> _What you are asked to do_
Search the records for the word "ravinteiden" and pick out every line that has it.

Dataset entries:

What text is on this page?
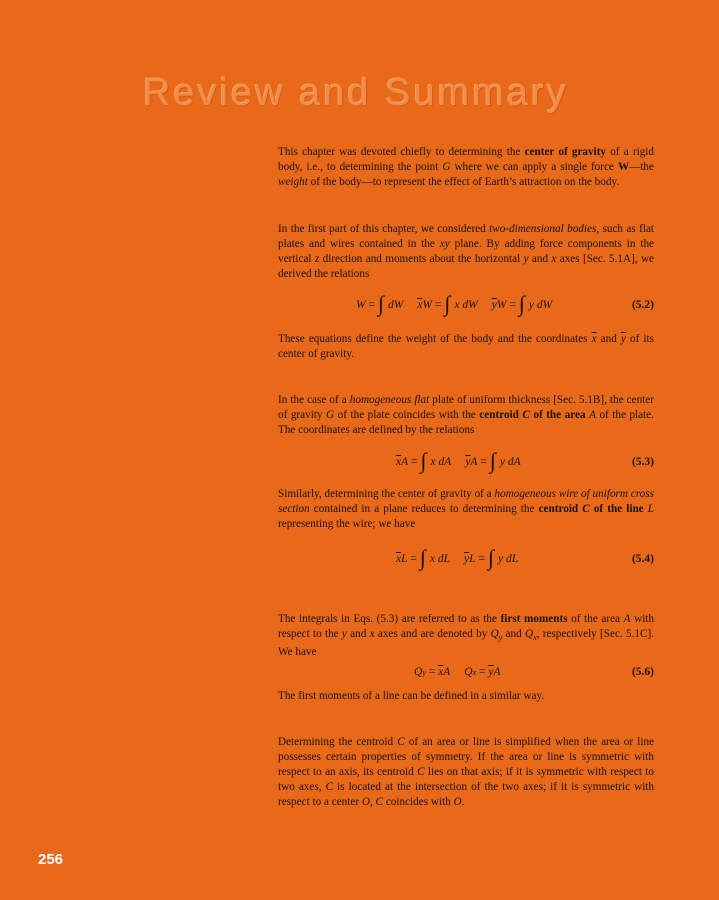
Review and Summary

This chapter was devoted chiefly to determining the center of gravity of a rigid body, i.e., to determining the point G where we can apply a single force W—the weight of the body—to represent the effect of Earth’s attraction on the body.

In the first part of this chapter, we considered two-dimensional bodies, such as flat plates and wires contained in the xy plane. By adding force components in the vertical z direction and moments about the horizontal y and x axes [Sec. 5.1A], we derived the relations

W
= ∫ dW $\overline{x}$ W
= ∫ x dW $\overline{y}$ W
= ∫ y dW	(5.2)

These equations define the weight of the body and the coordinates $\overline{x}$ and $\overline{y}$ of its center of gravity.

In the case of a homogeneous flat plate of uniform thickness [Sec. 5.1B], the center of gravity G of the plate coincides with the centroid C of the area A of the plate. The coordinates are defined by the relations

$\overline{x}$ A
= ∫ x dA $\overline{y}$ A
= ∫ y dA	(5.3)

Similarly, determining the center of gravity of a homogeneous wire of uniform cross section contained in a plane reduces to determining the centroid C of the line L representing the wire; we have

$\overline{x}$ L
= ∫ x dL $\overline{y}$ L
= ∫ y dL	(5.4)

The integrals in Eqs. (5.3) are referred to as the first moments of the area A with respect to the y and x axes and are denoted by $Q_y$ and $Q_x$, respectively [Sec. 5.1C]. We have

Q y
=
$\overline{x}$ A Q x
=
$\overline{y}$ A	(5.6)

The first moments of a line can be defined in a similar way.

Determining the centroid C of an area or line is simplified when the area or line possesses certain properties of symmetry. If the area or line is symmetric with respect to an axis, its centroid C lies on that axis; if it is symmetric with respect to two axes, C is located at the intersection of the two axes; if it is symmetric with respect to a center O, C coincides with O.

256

* * *

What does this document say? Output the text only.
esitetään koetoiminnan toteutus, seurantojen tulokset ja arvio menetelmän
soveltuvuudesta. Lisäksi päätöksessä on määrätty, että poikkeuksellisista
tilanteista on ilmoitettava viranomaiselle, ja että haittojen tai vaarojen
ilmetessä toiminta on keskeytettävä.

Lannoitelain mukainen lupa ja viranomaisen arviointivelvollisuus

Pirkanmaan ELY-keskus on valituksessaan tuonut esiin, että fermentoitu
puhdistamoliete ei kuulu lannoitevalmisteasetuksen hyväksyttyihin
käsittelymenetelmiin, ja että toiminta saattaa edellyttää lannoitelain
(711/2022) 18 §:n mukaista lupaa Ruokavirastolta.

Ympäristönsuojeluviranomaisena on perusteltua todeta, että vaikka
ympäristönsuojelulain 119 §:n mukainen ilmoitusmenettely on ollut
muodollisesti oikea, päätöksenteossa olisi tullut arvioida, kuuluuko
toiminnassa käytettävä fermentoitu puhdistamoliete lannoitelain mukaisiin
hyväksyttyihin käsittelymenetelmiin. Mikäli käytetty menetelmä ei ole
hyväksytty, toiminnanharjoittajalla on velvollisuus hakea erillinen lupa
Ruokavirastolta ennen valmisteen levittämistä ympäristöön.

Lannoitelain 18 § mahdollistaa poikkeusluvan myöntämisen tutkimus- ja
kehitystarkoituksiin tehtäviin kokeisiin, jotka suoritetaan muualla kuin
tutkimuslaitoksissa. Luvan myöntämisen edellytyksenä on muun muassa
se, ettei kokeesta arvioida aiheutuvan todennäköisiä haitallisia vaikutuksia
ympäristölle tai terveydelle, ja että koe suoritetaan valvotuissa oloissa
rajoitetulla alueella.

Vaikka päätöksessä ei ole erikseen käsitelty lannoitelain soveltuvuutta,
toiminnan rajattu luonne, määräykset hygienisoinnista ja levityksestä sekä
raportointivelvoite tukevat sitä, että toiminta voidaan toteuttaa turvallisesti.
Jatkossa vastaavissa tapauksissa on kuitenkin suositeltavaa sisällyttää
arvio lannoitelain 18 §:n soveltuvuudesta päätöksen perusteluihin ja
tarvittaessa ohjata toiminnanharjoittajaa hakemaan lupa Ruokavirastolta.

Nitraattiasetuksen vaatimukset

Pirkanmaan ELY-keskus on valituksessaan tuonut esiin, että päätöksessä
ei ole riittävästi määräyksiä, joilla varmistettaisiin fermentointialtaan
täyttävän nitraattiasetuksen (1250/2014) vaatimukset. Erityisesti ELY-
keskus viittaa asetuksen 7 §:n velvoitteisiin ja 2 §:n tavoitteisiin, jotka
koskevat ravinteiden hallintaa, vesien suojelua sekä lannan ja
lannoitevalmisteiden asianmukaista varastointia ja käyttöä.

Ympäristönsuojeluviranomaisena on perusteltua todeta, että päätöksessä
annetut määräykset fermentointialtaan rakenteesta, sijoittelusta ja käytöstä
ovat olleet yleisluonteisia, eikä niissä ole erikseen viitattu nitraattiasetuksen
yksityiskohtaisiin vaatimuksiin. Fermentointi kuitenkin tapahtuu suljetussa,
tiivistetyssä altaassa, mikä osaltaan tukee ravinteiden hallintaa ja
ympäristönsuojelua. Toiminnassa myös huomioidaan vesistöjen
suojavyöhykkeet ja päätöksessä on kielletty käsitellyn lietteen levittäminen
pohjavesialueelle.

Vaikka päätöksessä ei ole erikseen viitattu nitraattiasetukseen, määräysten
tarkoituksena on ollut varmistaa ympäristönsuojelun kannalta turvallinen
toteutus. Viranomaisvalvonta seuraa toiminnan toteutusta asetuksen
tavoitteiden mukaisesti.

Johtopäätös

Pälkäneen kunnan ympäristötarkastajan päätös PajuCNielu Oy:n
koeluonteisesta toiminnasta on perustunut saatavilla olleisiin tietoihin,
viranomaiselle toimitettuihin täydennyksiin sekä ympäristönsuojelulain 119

...

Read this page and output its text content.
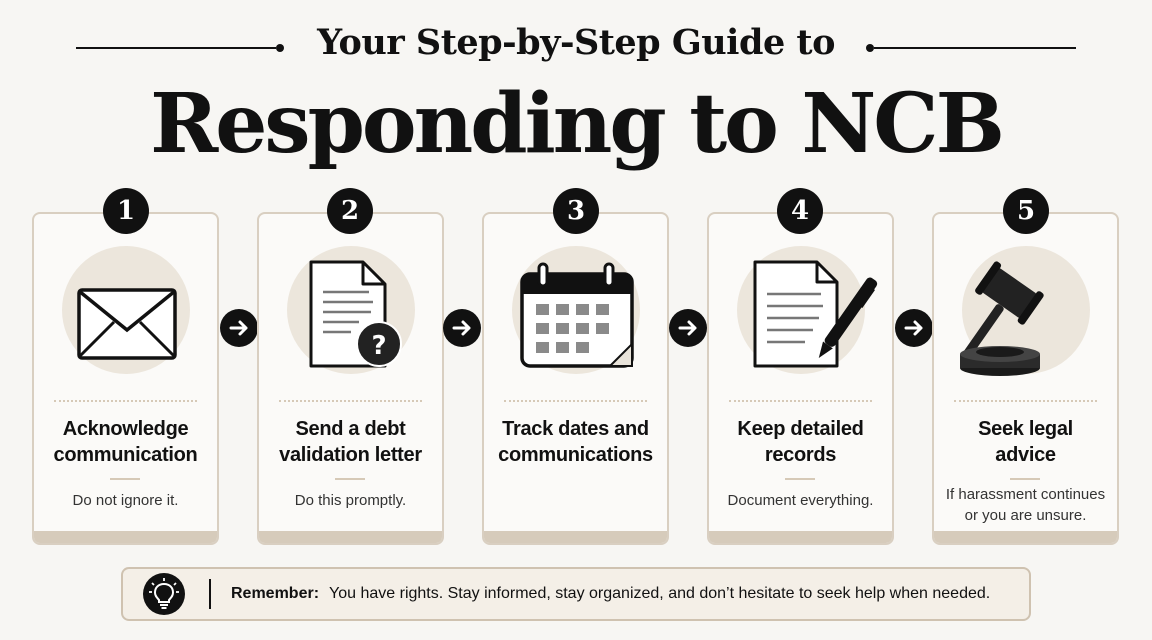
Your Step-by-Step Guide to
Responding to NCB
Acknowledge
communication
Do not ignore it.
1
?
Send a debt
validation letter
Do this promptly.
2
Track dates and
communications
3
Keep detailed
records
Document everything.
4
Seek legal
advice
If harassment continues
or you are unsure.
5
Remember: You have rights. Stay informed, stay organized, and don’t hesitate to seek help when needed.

> _Exercise result_
koskevat ravinteiden hallintaa, vesien suojelua sekä lannan ja
tiivistetyssä altaassa, mikä osaltaan tukee ravinteiden hallintaa ja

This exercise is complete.